**TASK DETAILS:** Collect all the lines that mention the word "resistance".

**DATA FOR THE TASK:**
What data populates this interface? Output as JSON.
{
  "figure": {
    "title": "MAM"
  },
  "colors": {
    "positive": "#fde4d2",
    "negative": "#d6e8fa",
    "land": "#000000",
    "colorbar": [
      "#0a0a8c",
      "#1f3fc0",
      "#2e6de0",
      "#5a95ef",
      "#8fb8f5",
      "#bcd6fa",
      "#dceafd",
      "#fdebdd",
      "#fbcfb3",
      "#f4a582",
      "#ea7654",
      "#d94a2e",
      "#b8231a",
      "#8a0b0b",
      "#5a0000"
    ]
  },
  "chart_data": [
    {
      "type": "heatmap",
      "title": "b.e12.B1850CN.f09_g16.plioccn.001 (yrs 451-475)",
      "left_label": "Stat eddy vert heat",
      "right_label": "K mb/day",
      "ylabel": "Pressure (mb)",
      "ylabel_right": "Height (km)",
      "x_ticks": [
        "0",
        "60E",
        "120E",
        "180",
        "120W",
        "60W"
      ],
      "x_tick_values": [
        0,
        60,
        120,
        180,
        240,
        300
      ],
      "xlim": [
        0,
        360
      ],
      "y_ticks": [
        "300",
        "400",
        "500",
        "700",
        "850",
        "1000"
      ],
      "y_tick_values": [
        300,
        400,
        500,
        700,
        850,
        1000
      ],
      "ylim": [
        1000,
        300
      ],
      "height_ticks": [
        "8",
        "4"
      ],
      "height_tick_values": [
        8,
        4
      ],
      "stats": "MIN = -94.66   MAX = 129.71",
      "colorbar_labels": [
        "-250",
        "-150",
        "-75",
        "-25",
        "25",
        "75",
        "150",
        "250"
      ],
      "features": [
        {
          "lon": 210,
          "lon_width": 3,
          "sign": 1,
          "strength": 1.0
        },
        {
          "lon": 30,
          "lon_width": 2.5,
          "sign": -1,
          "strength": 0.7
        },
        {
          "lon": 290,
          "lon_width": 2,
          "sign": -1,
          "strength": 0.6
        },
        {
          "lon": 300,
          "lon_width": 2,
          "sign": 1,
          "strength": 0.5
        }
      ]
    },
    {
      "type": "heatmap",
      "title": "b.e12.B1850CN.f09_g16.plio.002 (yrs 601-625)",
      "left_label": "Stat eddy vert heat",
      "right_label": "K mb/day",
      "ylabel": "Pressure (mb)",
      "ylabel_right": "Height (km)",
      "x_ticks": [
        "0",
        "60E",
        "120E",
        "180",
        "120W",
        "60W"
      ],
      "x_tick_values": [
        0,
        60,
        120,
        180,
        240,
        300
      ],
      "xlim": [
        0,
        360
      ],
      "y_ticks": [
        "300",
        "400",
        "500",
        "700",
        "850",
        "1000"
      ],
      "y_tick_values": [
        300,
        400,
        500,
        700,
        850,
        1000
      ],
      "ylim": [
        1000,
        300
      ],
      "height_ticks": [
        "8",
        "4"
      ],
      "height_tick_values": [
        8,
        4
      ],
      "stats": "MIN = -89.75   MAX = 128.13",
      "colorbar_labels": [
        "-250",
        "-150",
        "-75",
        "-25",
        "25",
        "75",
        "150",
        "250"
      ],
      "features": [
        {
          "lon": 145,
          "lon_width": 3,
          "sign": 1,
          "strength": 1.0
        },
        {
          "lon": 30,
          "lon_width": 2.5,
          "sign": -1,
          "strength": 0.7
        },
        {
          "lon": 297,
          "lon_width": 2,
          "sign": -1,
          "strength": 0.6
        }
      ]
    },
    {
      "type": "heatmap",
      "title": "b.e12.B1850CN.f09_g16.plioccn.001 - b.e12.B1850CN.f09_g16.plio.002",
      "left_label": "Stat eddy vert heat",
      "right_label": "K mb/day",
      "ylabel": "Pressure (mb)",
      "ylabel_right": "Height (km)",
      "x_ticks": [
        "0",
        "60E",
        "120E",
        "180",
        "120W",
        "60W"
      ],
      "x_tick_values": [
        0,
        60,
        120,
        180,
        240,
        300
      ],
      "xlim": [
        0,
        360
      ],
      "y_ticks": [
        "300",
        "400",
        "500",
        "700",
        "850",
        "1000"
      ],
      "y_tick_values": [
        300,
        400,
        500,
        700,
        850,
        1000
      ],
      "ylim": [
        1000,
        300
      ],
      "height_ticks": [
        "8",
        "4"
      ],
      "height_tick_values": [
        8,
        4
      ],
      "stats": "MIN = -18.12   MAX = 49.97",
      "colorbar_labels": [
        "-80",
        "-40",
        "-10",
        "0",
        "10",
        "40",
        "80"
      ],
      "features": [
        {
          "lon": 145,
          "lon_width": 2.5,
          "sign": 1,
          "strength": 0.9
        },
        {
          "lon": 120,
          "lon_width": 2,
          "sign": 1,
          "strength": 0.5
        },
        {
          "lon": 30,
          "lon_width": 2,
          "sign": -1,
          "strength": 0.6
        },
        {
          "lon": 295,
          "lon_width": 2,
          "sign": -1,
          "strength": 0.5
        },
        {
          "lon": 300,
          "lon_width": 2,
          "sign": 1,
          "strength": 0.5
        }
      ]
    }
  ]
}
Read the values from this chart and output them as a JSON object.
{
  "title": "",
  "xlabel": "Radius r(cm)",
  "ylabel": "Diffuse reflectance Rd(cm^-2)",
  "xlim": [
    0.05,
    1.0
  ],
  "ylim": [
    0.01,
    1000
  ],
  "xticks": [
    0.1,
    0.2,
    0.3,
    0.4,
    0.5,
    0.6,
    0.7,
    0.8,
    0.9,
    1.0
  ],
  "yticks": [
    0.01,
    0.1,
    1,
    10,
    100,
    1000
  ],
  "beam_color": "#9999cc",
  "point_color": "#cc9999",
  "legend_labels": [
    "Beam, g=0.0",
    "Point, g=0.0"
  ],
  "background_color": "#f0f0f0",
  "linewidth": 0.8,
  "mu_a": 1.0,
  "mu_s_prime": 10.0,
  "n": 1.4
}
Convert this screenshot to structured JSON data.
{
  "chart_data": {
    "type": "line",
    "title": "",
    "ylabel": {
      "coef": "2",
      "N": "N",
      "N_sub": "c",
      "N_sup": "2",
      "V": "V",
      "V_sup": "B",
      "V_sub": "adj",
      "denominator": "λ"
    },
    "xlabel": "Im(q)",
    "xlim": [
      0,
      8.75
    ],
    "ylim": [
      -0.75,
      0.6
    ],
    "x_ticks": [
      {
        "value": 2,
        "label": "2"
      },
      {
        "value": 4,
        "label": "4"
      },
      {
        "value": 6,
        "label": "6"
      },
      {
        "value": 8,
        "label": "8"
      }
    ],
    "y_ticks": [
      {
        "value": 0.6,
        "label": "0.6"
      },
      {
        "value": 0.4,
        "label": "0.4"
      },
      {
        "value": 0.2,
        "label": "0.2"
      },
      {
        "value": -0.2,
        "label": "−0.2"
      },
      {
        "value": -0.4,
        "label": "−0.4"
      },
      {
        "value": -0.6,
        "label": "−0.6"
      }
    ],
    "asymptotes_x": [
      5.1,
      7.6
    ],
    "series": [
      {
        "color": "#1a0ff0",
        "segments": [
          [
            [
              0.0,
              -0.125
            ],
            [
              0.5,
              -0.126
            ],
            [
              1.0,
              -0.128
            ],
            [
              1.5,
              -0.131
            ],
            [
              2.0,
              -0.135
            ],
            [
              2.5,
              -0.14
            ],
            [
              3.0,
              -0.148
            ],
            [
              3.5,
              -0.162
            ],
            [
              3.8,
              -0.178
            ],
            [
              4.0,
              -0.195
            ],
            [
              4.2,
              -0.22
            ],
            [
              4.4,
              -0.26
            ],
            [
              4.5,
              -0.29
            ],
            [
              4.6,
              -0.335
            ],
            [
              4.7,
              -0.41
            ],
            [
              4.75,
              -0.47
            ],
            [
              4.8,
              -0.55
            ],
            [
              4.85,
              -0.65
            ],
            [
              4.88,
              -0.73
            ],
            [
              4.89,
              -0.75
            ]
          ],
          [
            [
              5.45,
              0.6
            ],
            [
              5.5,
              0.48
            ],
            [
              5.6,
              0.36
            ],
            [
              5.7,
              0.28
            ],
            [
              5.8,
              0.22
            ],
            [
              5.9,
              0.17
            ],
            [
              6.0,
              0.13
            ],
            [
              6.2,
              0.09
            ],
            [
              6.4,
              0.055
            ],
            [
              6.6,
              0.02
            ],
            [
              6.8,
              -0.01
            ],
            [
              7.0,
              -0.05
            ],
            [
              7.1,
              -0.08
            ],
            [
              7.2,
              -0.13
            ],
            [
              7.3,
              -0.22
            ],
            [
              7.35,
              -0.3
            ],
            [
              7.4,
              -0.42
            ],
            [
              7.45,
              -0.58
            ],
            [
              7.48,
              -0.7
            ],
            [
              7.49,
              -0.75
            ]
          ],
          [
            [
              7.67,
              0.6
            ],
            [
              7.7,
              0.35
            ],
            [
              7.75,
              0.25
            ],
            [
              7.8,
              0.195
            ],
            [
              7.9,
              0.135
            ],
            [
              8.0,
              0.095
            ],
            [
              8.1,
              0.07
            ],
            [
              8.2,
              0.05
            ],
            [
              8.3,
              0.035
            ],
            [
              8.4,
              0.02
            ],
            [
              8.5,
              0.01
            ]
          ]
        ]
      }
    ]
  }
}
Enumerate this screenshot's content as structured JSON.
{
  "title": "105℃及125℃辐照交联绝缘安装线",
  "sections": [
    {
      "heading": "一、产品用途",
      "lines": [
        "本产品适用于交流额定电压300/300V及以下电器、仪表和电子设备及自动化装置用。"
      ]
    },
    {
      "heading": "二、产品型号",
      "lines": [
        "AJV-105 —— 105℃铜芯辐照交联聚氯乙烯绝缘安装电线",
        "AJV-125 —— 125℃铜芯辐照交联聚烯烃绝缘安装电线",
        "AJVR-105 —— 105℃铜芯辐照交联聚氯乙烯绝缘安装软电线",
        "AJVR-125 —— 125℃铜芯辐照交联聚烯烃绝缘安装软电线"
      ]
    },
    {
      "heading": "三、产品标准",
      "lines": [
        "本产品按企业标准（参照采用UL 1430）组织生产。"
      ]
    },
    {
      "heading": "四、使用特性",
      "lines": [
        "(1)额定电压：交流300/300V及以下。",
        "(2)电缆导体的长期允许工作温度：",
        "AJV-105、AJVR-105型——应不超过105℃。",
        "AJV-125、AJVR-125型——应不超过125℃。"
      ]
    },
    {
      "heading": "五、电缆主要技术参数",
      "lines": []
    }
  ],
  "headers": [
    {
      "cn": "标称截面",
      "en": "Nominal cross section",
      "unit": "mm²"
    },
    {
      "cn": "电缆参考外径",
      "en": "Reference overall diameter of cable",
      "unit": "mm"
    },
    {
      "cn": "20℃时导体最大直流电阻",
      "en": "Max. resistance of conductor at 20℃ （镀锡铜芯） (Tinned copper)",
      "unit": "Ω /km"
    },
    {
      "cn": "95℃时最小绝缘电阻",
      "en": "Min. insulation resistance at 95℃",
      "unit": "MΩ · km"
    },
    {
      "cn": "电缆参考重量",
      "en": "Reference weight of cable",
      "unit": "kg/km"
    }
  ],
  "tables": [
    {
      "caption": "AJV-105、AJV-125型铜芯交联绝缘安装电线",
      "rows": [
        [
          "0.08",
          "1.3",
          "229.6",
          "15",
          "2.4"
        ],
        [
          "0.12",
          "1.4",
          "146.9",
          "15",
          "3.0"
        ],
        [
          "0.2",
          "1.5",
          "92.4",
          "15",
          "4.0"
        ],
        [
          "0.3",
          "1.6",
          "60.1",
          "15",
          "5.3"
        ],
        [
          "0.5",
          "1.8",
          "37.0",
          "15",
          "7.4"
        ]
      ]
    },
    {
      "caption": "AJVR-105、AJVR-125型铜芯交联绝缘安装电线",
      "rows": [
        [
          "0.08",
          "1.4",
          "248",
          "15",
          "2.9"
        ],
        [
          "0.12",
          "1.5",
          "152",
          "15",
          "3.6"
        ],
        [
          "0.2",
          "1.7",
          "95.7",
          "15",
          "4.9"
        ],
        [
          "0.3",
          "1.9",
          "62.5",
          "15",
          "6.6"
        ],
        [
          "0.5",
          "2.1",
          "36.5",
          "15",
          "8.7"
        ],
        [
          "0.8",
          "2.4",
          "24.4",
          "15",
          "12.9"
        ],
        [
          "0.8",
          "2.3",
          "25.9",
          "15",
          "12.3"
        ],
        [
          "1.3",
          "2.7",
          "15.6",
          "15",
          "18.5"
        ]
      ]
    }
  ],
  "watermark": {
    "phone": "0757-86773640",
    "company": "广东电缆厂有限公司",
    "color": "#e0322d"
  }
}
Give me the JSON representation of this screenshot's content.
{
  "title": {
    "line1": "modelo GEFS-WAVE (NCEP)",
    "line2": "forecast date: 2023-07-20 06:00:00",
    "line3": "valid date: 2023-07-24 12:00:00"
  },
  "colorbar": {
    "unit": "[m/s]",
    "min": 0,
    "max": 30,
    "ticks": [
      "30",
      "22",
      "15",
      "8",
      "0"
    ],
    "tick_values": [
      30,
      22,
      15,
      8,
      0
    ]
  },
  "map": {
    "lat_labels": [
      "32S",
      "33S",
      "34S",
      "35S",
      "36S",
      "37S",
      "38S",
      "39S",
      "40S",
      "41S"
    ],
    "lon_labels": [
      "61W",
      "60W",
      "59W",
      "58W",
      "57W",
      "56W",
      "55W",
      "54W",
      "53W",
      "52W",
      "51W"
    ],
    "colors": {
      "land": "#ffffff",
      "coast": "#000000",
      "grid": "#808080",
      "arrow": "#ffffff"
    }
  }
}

**SOLUTION:**
      "en": "Max. resistance of conductor at 20℃ （镀锡铜芯） (Tinned copper)",
      "en": "Min. insulation resistance at 95℃",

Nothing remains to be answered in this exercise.